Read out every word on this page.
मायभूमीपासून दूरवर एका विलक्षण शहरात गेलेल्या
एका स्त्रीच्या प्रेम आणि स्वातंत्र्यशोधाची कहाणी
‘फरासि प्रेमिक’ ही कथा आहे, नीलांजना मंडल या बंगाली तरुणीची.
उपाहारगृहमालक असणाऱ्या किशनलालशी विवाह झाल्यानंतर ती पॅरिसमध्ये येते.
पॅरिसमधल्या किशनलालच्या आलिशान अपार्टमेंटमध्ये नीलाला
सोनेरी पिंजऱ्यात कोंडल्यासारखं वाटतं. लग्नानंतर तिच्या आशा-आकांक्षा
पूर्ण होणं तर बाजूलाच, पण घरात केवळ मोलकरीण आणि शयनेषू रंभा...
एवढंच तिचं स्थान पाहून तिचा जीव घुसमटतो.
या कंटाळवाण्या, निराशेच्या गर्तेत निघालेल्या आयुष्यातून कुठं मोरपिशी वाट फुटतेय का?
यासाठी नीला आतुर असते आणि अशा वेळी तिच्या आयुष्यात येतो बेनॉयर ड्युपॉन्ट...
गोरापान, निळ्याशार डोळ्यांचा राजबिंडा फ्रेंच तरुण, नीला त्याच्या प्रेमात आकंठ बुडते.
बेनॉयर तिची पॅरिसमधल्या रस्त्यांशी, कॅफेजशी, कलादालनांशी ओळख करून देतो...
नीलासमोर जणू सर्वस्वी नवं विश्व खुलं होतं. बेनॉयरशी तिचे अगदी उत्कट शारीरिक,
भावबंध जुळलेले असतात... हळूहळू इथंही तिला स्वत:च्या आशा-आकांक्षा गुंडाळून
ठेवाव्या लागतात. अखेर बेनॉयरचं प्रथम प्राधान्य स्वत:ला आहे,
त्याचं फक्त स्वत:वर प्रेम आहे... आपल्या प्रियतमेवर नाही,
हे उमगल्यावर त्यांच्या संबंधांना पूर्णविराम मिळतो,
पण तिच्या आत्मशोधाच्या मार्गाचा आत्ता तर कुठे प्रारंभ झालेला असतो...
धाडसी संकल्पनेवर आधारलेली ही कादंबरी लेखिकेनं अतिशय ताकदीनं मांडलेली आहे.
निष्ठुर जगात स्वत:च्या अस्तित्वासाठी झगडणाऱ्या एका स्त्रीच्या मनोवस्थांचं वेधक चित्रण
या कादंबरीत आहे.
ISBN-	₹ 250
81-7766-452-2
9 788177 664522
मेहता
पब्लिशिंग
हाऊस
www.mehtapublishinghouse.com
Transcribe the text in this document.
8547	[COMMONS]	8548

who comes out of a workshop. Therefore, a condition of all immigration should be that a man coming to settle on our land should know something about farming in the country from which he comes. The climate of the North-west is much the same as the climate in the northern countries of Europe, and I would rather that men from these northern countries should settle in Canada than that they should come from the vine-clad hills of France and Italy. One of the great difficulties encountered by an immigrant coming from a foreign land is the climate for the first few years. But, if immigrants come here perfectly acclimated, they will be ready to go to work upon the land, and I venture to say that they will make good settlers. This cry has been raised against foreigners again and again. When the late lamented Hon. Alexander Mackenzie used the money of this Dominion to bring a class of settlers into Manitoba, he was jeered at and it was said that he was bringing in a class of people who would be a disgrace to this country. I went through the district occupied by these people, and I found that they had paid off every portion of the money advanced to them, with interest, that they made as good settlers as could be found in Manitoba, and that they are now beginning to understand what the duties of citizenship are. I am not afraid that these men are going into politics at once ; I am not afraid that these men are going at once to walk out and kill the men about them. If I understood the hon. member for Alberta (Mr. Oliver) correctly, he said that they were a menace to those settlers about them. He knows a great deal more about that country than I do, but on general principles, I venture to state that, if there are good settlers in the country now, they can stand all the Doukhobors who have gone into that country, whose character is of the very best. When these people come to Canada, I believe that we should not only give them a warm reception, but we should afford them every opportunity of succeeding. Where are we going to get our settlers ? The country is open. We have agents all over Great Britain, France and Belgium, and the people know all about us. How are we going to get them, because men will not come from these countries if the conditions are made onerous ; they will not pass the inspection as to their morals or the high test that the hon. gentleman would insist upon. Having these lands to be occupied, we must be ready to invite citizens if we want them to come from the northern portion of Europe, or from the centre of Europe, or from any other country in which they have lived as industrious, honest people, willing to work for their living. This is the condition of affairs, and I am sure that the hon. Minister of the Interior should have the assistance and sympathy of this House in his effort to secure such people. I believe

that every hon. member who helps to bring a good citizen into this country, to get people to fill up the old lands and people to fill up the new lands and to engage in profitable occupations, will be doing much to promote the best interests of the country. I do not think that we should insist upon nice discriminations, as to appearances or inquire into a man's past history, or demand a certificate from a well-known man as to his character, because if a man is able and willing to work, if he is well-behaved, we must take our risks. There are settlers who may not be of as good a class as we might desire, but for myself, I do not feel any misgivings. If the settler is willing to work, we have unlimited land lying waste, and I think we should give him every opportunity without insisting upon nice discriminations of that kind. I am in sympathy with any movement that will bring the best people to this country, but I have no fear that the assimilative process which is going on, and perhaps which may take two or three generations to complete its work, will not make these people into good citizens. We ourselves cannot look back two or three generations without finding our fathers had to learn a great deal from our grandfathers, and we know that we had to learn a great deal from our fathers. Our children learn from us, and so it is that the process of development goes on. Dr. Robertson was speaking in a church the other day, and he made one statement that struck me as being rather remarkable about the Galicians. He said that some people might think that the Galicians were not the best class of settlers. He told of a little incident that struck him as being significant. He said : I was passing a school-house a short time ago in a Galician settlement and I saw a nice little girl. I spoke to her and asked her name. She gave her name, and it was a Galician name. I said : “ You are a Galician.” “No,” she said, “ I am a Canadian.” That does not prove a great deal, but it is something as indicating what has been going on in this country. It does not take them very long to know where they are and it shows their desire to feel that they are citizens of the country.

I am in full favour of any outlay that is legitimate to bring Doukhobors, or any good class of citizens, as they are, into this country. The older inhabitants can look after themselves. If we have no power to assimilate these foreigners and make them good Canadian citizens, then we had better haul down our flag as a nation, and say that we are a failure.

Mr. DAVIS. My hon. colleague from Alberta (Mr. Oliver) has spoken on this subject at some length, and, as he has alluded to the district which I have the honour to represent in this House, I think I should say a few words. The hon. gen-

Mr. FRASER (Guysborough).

+ + + + +

▸ INSTRUCTION
Print the listing above in its entirety, with every line exact.

▸ REPLY
Read out every word on this page.
मायभूमीपासून दूरवर एका विलक्षण शहरात गेलेल्या
एका स्त्रीच्या प्रेम आणि स्वातंत्र्यशोधाची कहाणी
‘फरासि प्रेमिक’ ही कथा आहे, नीलांजना मंडल या बंगाली तरुणीची.
उपाहारगृहमालक असणाऱ्या किशनलालशी विवाह झाल्यानंतर ती पॅरिसमध्ये येते.
पॅरिसमधल्या किशनलालच्या आलिशान अपार्टमेंटमध्ये नीलाला
सोनेरी पिंजऱ्यात कोंडल्यासारखं वाटतं. लग्नानंतर तिच्या आशा-आकांक्षा
पूर्ण होणं तर बाजूलाच, पण घरात केवळ मोलकरीण आणि शयनेषू रंभा...
एवढंच तिचं स्थान पाहून तिचा जीव घुसमटतो.
या कंटाळवाण्या, निराशेच्या गर्तेत निघालेल्या आयुष्यातून कुठं मोरपिशी वाट फुटतेय का?
यासाठी नीला आतुर असते आणि अशा वेळी तिच्या आयुष्यात येतो बेनॉयर ड्युपॉन्ट...
गोरापान, निळ्याशार डोळ्यांचा राजबिंडा फ्रेंच तरुण, नीला त्याच्या प्रेमात आकंठ बुडते.
बेनॉयर तिची पॅरिसमधल्या रस्त्यांशी, कॅफेजशी, कलादालनांशी ओळख करून देतो...
नीलासमोर जणू सर्वस्वी नवं विश्व खुलं होतं. बेनॉयरशी तिचे अगदी उत्कट शारीरिक,
भावबंध जुळलेले असतात... हळूहळू इथंही तिला स्वत:च्या आशा-आकांक्षा गुंडाळून
ठेवाव्या लागतात. अखेर बेनॉयरचं प्रथम प्राधान्य स्वत:ला आहे,
त्याचं फक्त स्वत:वर प्रेम आहे... आपल्या प्रियतमेवर नाही,
हे उमगल्यावर त्यांच्या संबंधांना पूर्णविराम मिळतो,
पण तिच्या आत्मशोधाच्या मार्गाचा आत्ता तर कुठे प्रारंभ झालेला असतो...
धाडसी संकल्पनेवर आधारलेली ही कादंबरी लेखिकेनं अतिशय ताकदीनं मांडलेली आहे.
निष्ठुर जगात स्वत:च्या अस्तित्वासाठी झगडणाऱ्या एका स्त्रीच्या मनोवस्थांचं वेधक चित्रण
या कादंबरीत आहे.
ISBN-	₹ 250
81-7766-452-2
9 788177 664522
मेहता
पब्लिशिंग
हाऊस
www.mehtapublishinghouse.com
Transcribe the text in this document.
8547	[COMMONS]	8548

who comes out of a workshop. Therefore, a condition of all immigration should be that a man coming to settle on our land should know something about farming in the country from which he comes. The climate of the North-west is much the same as the climate in the northern countries of Europe, and I would rather that men from these northern countries should settle in Canada than that they should come from the vine-clad hills of France and Italy. One of the great difficulties encountered by an immigrant coming from a foreign land is the climate for the first few years. But, if immigrants come here perfectly acclimated, they will be ready to go to work upon the land, and I venture to say that they will make good settlers. This cry has been raised against foreigners again and again. When the late lamented Hon. Alexander Mackenzie used the money of this Dominion to bring a class of settlers into Manitoba, he was jeered at and it was said that he was bringing in a class of people who would be a disgrace to this country. I went through the district occupied by these people, and I found that they had paid off every portion of the money advanced to them, with interest, that they made as good settlers as could be found in Manitoba, and that they are now beginning to understand what the duties of citizenship are. I am not afraid that these men are going into politics at once ; I am not afraid that these men are going at once to walk out and kill the men about them. If I understood the hon. member for Alberta (Mr. Oliver) correctly, he said that they were a menace to those settlers about them. He knows a great deal more about that country than I do, but on general principles, I venture to state that, if there are good settlers in the country now, they can stand all the Doukhobors who have gone into that country, whose character is of the very best. When these people come to Canada, I believe that we should not only give them a warm reception, but we should afford them every opportunity of succeeding. Where are we going to get our settlers ? The country is open. We have agents all over Great Britain, France and Belgium, and the people know all about us. How are we going to get them, because men will not come from these countries if the conditions are made onerous ; they will not pass the inspection as to their morals or the high test that the hon. gentleman would insist upon. Having these lands to be occupied, we must be ready to invite citizens if we want them to come from the northern portion of Europe, or from the centre of Europe, or from any other country in which they have lived as industrious, honest people, willing to work for their living. This is the condition of affairs, and I am sure that the hon. Minister of the Interior should have the assistance and sympathy of this House in his effort to secure such people. I believe

that every hon. member who helps to bring a good citizen into this country, to get people to fill up the old lands and people to fill up the new lands and to engage in profitable occupations, will be doing much to promote the best interests of the country. I do not think that we should insist upon nice discriminations, as to appearances or inquire into a man's past history, or demand a certificate from a well-known man as to his character, because if a man is able and willing to work, if he is well-behaved, we must take our risks. There are settlers who may not be of as good a class as we might desire, but for myself, I do not feel any misgivings. If the settler is willing to work, we have unlimited land lying waste, and I think we should give him every opportunity without insisting upon nice discriminations of that kind. I am in sympathy with any movement that will bring the best people to this country, but I have no fear that the assimilative process which is going on, and perhaps which may take two or three generations to complete its work, will not make these people into good citizens. We ourselves cannot look back two or three generations without finding our fathers had to learn a great deal from our grandfathers, and we know that we had to learn a great deal from our fathers. Our children learn from us, and so it is that the process of development goes on. Dr. Robertson was speaking in a church the other day, and he made one statement that struck me as being rather remarkable about the Galicians. He said that some people might think that the Galicians were not the best class of settlers. He told of a little incident that struck him as being significant. He said : I was passing a school-house a short time ago in a Galician settlement and I saw a nice little girl. I spoke to her and asked her name. She gave her name, and it was a Galician name. I said : “ You are a Galician.” “No,” she said, “ I am a Canadian.” That does not prove a great deal, but it is something as indicating what has been going on in this country. It does not take them very long to know where they are and it shows their desire to feel that they are citizens of the country.

I am in full favour of any outlay that is legitimate to bring Doukhobors, or any good class of citizens, as they are, into this country. The older inhabitants can look after themselves. If we have no power to assimilate these foreigners and make them good Canadian citizens, then we had better haul down our flag as a nation, and say that we are a failure.

Mr. DAVIS. My hon. colleague from Alberta (Mr. Oliver) has spoken on this subject at some length, and, as he has alluded to the district which I have the honour to represent in this House, I think I should say a few words. The hon. gen-

Mr. FRASER (Guysborough).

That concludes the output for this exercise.